— Requirement —
Gather every line that includes the word "Έρρίκος", please.

— Data for this task —
########

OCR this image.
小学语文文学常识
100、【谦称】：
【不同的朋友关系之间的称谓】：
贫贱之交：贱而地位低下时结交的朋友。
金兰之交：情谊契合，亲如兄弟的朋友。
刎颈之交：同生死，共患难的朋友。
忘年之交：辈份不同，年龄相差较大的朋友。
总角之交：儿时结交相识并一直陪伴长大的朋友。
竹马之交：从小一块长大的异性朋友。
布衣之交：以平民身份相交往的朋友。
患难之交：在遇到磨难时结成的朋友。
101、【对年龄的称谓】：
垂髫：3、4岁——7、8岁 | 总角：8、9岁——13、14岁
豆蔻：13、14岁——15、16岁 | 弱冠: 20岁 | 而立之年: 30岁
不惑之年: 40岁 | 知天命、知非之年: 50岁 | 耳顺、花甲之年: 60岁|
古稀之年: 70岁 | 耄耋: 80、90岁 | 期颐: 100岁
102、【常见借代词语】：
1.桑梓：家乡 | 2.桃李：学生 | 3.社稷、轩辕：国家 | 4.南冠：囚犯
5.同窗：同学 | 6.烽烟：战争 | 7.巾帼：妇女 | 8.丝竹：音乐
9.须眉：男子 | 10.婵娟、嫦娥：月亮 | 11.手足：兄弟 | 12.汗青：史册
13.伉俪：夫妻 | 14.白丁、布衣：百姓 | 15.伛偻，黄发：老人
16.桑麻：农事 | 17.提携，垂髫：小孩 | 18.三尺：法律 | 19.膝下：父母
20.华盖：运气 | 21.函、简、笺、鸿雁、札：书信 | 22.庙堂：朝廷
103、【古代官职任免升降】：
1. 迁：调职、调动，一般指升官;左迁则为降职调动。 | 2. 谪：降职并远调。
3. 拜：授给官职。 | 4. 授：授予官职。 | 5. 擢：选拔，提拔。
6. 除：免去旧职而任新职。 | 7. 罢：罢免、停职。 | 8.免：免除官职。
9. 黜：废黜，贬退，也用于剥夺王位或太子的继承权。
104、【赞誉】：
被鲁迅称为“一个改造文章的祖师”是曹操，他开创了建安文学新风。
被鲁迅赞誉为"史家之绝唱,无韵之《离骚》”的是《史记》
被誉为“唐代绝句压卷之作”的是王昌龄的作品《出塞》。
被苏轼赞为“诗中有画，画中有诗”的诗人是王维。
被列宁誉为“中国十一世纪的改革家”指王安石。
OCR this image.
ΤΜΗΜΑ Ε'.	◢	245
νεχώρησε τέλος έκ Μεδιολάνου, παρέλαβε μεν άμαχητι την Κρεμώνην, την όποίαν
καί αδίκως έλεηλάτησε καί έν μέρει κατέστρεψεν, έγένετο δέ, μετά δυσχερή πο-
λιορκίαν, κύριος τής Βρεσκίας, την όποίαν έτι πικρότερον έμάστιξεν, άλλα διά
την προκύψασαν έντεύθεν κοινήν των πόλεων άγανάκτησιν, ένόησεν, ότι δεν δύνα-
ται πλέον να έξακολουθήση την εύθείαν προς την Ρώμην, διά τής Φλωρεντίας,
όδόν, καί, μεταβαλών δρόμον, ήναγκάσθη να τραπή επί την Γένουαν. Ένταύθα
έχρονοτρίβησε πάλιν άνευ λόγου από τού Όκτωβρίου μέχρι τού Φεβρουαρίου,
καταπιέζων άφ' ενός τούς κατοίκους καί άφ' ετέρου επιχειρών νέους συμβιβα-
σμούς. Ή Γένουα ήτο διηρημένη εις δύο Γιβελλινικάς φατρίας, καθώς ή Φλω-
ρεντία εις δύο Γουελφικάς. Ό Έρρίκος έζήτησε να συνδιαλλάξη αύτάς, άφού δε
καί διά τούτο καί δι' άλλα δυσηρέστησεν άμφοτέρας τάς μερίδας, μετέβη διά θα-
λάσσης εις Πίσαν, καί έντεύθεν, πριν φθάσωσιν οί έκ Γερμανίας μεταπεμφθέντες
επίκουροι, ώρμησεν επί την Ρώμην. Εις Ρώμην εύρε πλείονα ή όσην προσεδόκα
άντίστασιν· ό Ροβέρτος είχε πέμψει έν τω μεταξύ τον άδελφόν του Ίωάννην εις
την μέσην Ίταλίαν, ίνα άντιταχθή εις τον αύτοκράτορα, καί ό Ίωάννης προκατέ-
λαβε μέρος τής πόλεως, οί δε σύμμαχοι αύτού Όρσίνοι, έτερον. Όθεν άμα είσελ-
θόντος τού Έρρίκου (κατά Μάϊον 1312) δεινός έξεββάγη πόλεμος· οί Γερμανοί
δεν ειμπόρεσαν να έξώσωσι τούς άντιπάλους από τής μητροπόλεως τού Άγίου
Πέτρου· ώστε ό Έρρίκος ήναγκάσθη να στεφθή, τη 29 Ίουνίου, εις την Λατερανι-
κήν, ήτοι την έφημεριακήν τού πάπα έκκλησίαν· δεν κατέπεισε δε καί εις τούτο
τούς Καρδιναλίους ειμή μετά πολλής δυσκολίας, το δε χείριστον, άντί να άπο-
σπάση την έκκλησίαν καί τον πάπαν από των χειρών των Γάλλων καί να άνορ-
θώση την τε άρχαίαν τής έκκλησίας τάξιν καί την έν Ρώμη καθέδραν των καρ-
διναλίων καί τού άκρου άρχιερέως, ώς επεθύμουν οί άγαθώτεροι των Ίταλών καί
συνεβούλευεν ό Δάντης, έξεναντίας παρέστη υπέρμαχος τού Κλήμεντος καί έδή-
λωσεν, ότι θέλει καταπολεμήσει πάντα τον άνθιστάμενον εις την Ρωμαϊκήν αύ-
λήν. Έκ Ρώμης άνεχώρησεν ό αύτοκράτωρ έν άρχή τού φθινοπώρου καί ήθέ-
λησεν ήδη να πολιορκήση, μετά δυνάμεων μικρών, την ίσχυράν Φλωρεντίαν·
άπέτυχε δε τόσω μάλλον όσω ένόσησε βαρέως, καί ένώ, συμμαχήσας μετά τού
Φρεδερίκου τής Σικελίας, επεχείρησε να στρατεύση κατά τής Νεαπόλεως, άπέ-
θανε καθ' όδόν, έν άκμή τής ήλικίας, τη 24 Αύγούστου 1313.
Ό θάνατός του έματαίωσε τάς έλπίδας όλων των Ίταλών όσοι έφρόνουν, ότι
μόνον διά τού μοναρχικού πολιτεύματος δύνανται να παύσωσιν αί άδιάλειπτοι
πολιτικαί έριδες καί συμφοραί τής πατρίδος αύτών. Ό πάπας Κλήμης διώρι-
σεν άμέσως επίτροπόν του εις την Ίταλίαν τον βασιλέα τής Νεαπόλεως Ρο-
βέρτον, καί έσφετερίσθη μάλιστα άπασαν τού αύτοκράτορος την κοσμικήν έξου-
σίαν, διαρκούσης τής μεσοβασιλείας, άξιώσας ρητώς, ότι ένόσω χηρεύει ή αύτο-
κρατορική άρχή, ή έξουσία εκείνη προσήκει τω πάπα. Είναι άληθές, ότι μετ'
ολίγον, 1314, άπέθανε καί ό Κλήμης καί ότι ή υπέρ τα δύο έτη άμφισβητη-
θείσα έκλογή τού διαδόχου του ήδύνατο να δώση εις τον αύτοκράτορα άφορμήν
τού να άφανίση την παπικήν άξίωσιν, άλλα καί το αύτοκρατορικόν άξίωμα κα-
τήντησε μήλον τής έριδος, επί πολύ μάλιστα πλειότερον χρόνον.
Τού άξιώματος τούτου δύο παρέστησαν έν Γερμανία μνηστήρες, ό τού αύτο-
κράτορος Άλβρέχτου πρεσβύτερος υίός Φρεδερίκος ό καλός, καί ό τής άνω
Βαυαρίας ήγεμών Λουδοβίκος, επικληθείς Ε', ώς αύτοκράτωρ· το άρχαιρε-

########

— Answer for this exercise —
ρεντία εις δύο Γουελφικάς. Ό Έρρίκος έζήτησε να συνδιαλλάξη αύτάς, άφού δε
Πέτρου· ώστε ό Έρρίκος ήναγκάσθη να στεφθή, τη 29 Ίουνίου, εις την Λατερανι-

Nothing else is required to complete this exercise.